Dataset items:
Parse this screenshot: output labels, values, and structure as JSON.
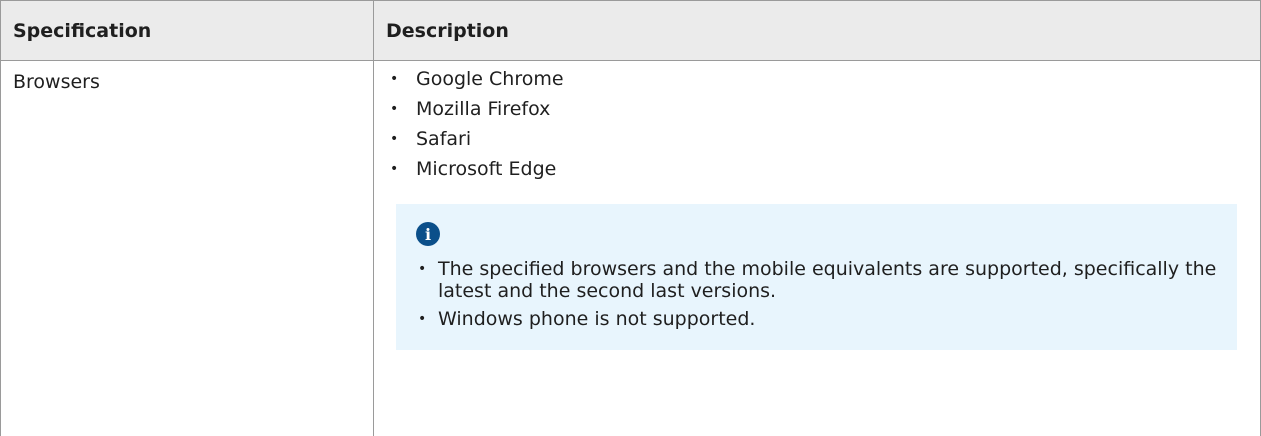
{
  "table": {
    "headers": {
      "specification": "Specification",
      "description": "Description"
    },
    "rows": [
      {
        "specification": "Browsers",
        "browsers": [
          "Google Chrome",
          "Mozilla Firefox",
          "Safari",
          "Microsoft Edge"
        ],
        "note": {
          "icon": "info-icon",
          "items": [
            "The specified browsers and the mobile equivalents are supported, specifically the latest and the second last versions.",
            "Windows phone is not supported."
          ]
        }
      }
    ]
  },
  "bullet_glyph": "•",
  "colors": {
    "header_bg": "#ebebeb",
    "border": "#9a9a9a",
    "note_bg": "#e8f5fd",
    "info_icon": "#0b4f8a"
  }
}
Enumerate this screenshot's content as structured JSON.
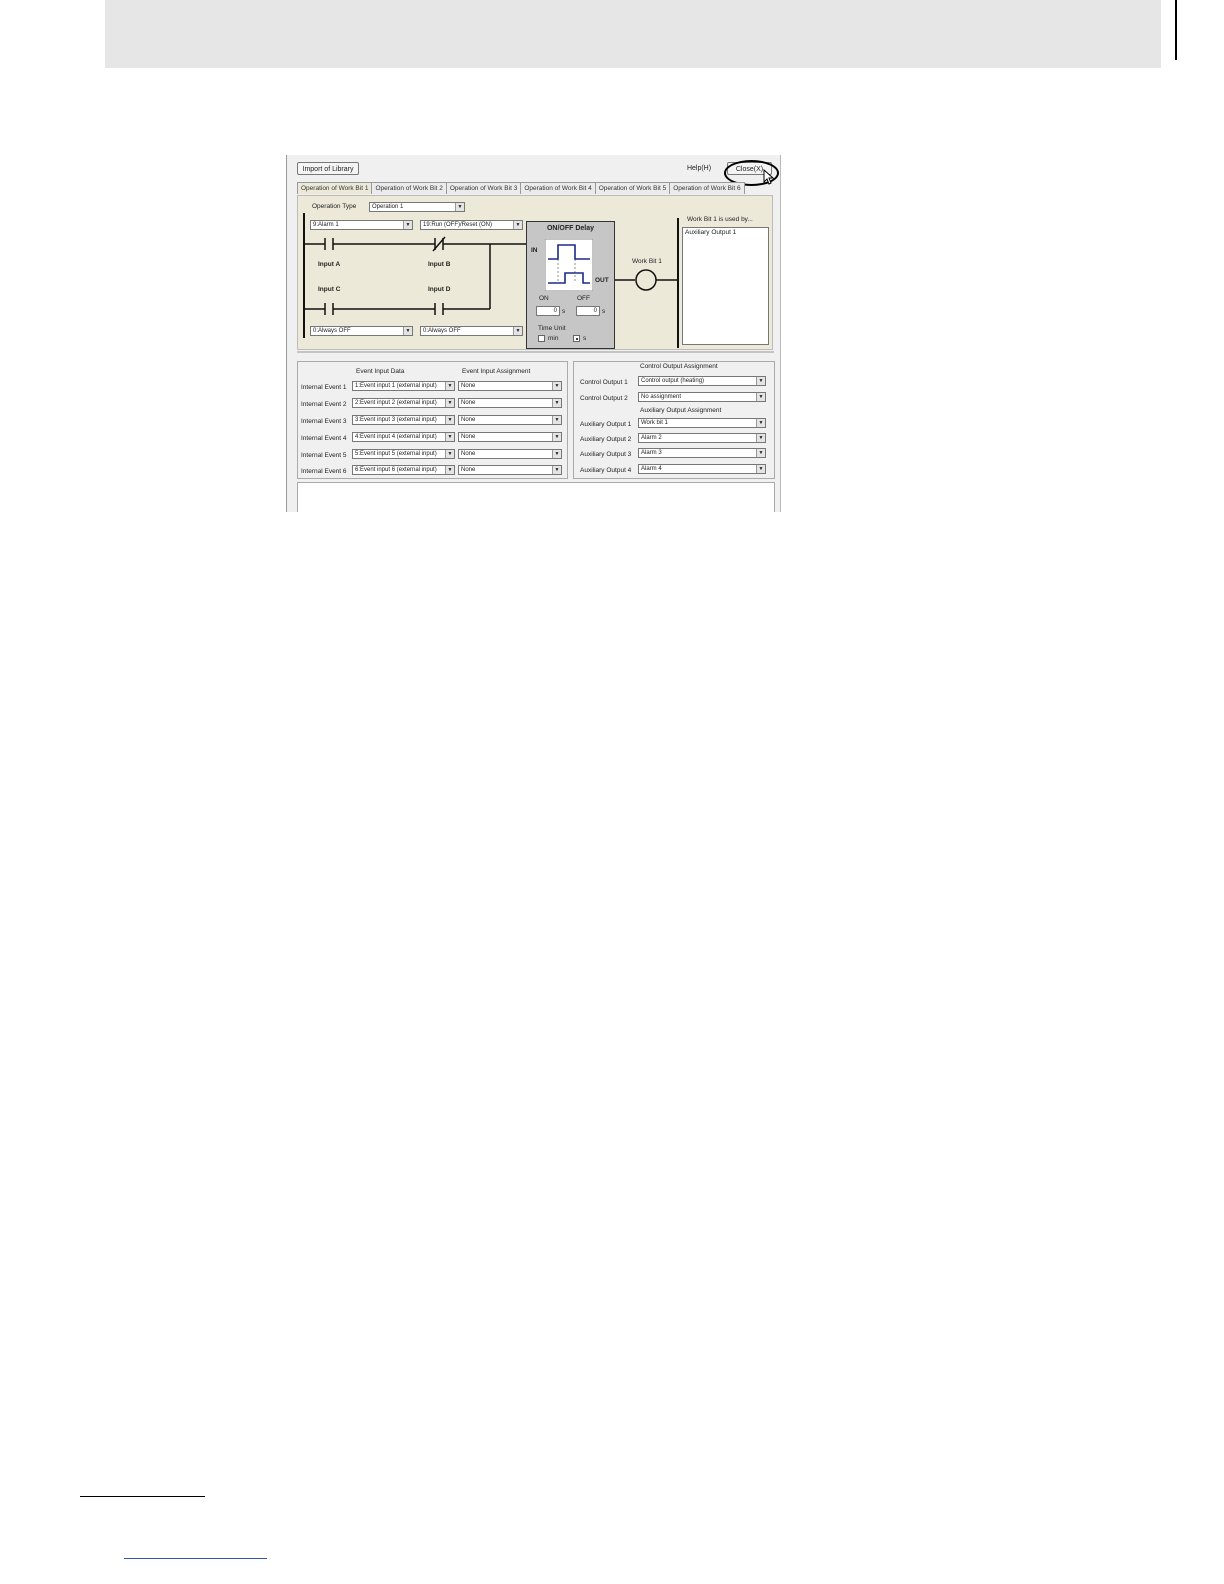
{
  "toolbar": {
    "import_label": "Import of Library",
    "help_label": "Help(H)",
    "close_label": "Close(X)"
  },
  "tabs": [
    {
      "label": "Operation of Work Bit 1"
    },
    {
      "label": "Operation of Work Bit 2"
    },
    {
      "label": "Operation of Work Bit 3"
    },
    {
      "label": "Operation of Work Bit 4"
    },
    {
      "label": "Operation of Work Bit 5"
    },
    {
      "label": "Operation of Work Bit 6"
    }
  ],
  "operation": {
    "type_label": "Operation Type",
    "type_value": "Operation 1"
  },
  "inputs": {
    "a_select": "9:Alarm 1",
    "b_select": "19:Run (OFF)/Reset (ON)",
    "c_select": "0:Always OFF",
    "d_select": "0:Always OFF",
    "a_label": "Input A",
    "b_label": "Input B",
    "c_label": "Input C",
    "d_label": "Input D"
  },
  "delay": {
    "title": "ON/OFF Delay",
    "in_label": "IN",
    "out_label": "OUT",
    "on_label": "ON",
    "off_label": "OFF",
    "on_value": "0",
    "off_value": "0",
    "unit_s": "s",
    "time_unit_label": "Time Unit",
    "unit_min": "min",
    "unit_sec": "s",
    "selected_unit": "s"
  },
  "work_bit": {
    "label": "Work Bit 1",
    "used_by_label": "Work Bit 1 is used by...",
    "used_by": [
      "Auxiliary Output 1"
    ]
  },
  "events": {
    "data_header": "Event Input Data",
    "assign_header": "Event Input Assignment",
    "rows": [
      {
        "label": "Internal Event 1",
        "data": "1:Event input 1 (external input)",
        "assign": "None"
      },
      {
        "label": "Internal Event 2",
        "data": "2:Event input 2 (external input)",
        "assign": "None"
      },
      {
        "label": "Internal Event 3",
        "data": "3:Event input 3 (external input)",
        "assign": "None"
      },
      {
        "label": "Internal Event 4",
        "data": "4:Event input 4 (external input)",
        "assign": "None"
      },
      {
        "label": "Internal Event 5",
        "data": "5:Event input 5 (external input)",
        "assign": "None"
      },
      {
        "label": "Internal Event 6",
        "data": "6:Event input 6 (external input)",
        "assign": "None"
      }
    ]
  },
  "outputs": {
    "control_header": "Control Output Assignment",
    "aux_header": "Auxiliary Output Assignment",
    "control": [
      {
        "label": "Control Output 1",
        "value": "Control output (heating)"
      },
      {
        "label": "Control Output 2",
        "value": "No assignment"
      }
    ],
    "aux": [
      {
        "label": "Auxiliary Output 1",
        "value": "Work bit 1"
      },
      {
        "label": "Auxiliary Output 2",
        "value": "Alarm 2"
      },
      {
        "label": "Auxiliary Output 3",
        "value": "Alarm 3"
      },
      {
        "label": "Auxiliary Output 4",
        "value": "Alarm 4"
      }
    ]
  }
}
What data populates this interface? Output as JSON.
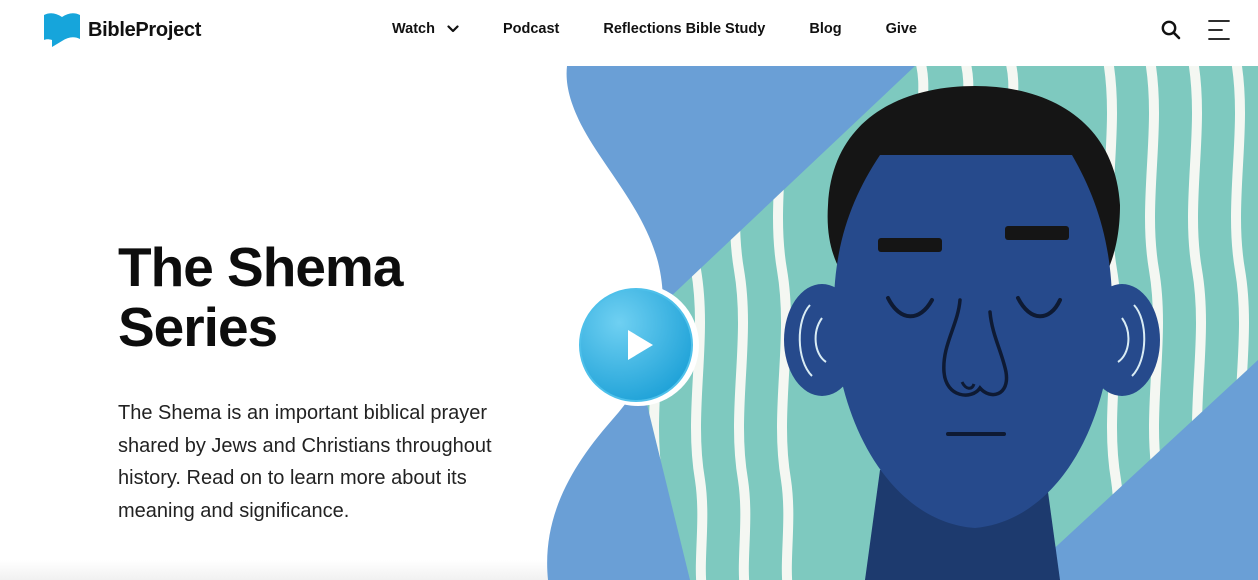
{
  "header": {
    "logo_text": "BibleProject",
    "nav": [
      {
        "label": "Watch",
        "has_dropdown": true
      },
      {
        "label": "Podcast"
      },
      {
        "label": "Reflections Bible Study"
      },
      {
        "label": "Blog"
      },
      {
        "label": "Give"
      }
    ],
    "icons": {
      "search": "search-icon",
      "menu": "hamburger-menu-icon",
      "dropdown": "chevron-down-icon"
    }
  },
  "hero": {
    "title": "The Shema Series",
    "description": "The Shema is an important biblical prayer shared by Jews and Christians throughout history. Read on to learn more about its meaning and significance.",
    "play_icon": "play-icon"
  },
  "colors": {
    "brand_blue": "#16a5db",
    "art_light_blue": "#6a9fd6",
    "art_teal": "#7ec9bf",
    "face_navy": "#264a8c",
    "hair_black": "#151515",
    "play_button": "#33b3e4"
  }
}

- _What you have to do_
Give the number of lines above in which the word "Auxiliary" occurs, with nothing else.

- _Task result_
6